:: What the task requires ::
Could you give the data below again, exactly and completely?

[begin Information supplied]

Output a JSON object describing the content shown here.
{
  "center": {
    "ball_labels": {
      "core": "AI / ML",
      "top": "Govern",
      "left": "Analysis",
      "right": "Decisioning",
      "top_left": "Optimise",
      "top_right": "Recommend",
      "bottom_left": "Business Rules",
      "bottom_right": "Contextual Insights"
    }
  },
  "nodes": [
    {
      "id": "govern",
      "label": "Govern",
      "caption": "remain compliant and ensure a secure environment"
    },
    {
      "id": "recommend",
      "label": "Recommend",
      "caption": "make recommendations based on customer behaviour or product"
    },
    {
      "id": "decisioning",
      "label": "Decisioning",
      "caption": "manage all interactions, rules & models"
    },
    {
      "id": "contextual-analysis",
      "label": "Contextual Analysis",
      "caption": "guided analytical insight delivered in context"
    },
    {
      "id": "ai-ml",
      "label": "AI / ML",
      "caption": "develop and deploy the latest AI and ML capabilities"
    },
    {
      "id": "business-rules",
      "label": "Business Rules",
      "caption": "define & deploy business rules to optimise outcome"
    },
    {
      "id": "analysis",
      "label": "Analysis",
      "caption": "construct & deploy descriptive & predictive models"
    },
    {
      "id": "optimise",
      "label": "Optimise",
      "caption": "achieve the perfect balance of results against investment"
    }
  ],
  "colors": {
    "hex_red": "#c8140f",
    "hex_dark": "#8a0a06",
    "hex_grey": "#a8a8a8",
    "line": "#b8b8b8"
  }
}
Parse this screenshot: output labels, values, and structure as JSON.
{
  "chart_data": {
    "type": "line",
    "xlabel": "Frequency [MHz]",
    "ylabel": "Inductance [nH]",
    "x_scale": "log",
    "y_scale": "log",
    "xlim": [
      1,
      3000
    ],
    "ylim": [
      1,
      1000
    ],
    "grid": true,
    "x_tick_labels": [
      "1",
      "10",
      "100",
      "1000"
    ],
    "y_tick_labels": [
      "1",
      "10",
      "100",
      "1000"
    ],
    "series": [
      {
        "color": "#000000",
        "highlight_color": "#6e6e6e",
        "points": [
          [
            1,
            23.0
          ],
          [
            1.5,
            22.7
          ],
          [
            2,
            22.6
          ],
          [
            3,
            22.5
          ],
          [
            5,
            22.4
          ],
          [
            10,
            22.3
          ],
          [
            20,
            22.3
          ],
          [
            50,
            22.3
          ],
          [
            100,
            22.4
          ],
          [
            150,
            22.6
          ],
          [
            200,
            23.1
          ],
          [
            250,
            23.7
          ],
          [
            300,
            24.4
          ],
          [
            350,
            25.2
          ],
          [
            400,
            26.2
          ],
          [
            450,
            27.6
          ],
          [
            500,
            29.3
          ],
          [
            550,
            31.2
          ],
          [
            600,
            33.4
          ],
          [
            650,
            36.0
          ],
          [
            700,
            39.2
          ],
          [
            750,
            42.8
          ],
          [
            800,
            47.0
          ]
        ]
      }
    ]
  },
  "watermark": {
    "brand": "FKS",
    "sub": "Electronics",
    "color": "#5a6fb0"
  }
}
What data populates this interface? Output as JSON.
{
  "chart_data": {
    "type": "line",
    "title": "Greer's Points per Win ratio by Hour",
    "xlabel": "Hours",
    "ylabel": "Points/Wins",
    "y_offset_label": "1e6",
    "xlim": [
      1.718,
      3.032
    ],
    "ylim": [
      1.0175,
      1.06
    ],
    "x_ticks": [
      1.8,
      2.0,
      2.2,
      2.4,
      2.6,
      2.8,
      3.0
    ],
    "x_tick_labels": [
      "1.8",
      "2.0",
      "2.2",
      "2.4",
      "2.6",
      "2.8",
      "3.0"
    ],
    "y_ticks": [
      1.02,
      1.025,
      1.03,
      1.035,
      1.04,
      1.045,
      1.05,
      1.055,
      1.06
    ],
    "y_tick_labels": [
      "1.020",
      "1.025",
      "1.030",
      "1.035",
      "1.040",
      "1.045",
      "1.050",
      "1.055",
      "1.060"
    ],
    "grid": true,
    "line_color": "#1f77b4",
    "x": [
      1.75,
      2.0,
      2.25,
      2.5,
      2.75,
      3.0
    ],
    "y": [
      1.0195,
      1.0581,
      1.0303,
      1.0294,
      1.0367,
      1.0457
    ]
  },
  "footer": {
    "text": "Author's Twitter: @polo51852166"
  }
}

[end Information supplied]

:: Output below ::
Output a JSON object describing the content shown here.
{
  "center": {
    "ball_labels": {
      "core": "AI / ML",
      "top": "Govern",
      "left": "Analysis",
      "right": "Decisioning",
      "top_left": "Optimise",
      "top_right": "Recommend",
      "bottom_left": "Business Rules",
      "bottom_right": "Contextual Insights"
    }
  },
  "nodes": [
    {
      "id": "govern",
      "label": "Govern",
      "caption": "remain compliant and ensure a secure environment"
    },
    {
      "id": "recommend",
      "label": "Recommend",
      "caption": "make recommendations based on customer behaviour or product"
    },
    {
      "id": "decisioning",
      "label": "Decisioning",
      "caption": "manage all interactions, rules & models"
    },
    {
      "id": "contextual-analysis",
      "label": "Contextual Analysis",
      "caption": "guided analytical insight delivered in context"
    },
    {
      "id": "ai-ml",
      "label": "AI / ML",
      "caption": "develop and deploy the latest AI and ML capabilities"
    },
    {
      "id": "business-rules",
      "label": "Business Rules",
      "caption": "define & deploy business rules to optimise outcome"
    },
    {
      "id": "analysis",
      "label": "Analysis",
      "caption": "construct & deploy descriptive & predictive models"
    },
    {
      "id": "optimise",
      "label": "Optimise",
      "caption": "achieve the perfect balance of results against investment"
    }
  ],
  "colors": {
    "hex_red": "#c8140f",
    "hex_dark": "#8a0a06",
    "hex_grey": "#a8a8a8",
    "line": "#b8b8b8"
  }
}
Parse this screenshot: output labels, values, and structure as JSON.
{
  "chart_data": {
    "type": "line",
    "xlabel": "Frequency [MHz]",
    "ylabel": "Inductance [nH]",
    "x_scale": "log",
    "y_scale": "log",
    "xlim": [
      1,
      3000
    ],
    "ylim": [
      1,
      1000
    ],
    "grid": true,
    "x_tick_labels": [
      "1",
      "10",
      "100",
      "1000"
    ],
    "y_tick_labels": [
      "1",
      "10",
      "100",
      "1000"
    ],
    "series": [
      {
        "color": "#000000",
        "highlight_color": "#6e6e6e",
        "points": [
          [
            1,
            23.0
          ],
          [
            1.5,
            22.7
          ],
          [
            2,
            22.6
          ],
          [
            3,
            22.5
          ],
          [
            5,
            22.4
          ],
          [
            10,
            22.3
          ],
          [
            20,
            22.3
          ],
          [
            50,
            22.3
          ],
          [
            100,
            22.4
          ],
          [
            150,
            22.6
          ],
          [
            200,
            23.1
          ],
          [
            250,
            23.7
          ],
          [
            300,
            24.4
          ],
          [
            350,
            25.2
          ],
          [
            400,
            26.2
          ],
          [
            450,
            27.6
          ],
          [
            500,
            29.3
          ],
          [
            550,
            31.2
          ],
          [
            600,
            33.4
          ],
          [
            650,
            36.0
          ],
          [
            700,
            39.2
          ],
          [
            750,
            42.8
          ],
          [
            800,
            47.0
          ]
        ]
      }
    ]
  },
  "watermark": {
    "brand": "FKS",
    "sub": "Electronics",
    "color": "#5a6fb0"
  }
}
What data populates this interface? Output as JSON.
{
  "chart_data": {
    "type": "line",
    "title": "Greer's Points per Win ratio by Hour",
    "xlabel": "Hours",
    "ylabel": "Points/Wins",
    "y_offset_label": "1e6",
    "xlim": [
      1.718,
      3.032
    ],
    "ylim": [
      1.0175,
      1.06
    ],
    "x_ticks": [
      1.8,
      2.0,
      2.2,
      2.4,
      2.6,
      2.8,
      3.0
    ],
    "x_tick_labels": [
      "1.8",
      "2.0",
      "2.2",
      "2.4",
      "2.6",
      "2.8",
      "3.0"
    ],
    "y_ticks": [
      1.02,
      1.025,
      1.03,
      1.035,
      1.04,
      1.045,
      1.05,
      1.055,
      1.06
    ],
    "y_tick_labels": [
      "1.020",
      "1.025",
      "1.030",
      "1.035",
      "1.040",
      "1.045",
      "1.050",
      "1.055",
      "1.060"
    ],
    "grid": true,
    "line_color": "#1f77b4",
    "x": [
      1.75,
      2.0,
      2.25,
      2.5,
      2.75,
      3.0
    ],
    "y": [
      1.0195,
      1.0581,
      1.0303,
      1.0294,
      1.0367,
      1.0457
    ]
  },
  "footer": {
    "text": "Author's Twitter: @polo51852166"
  }
}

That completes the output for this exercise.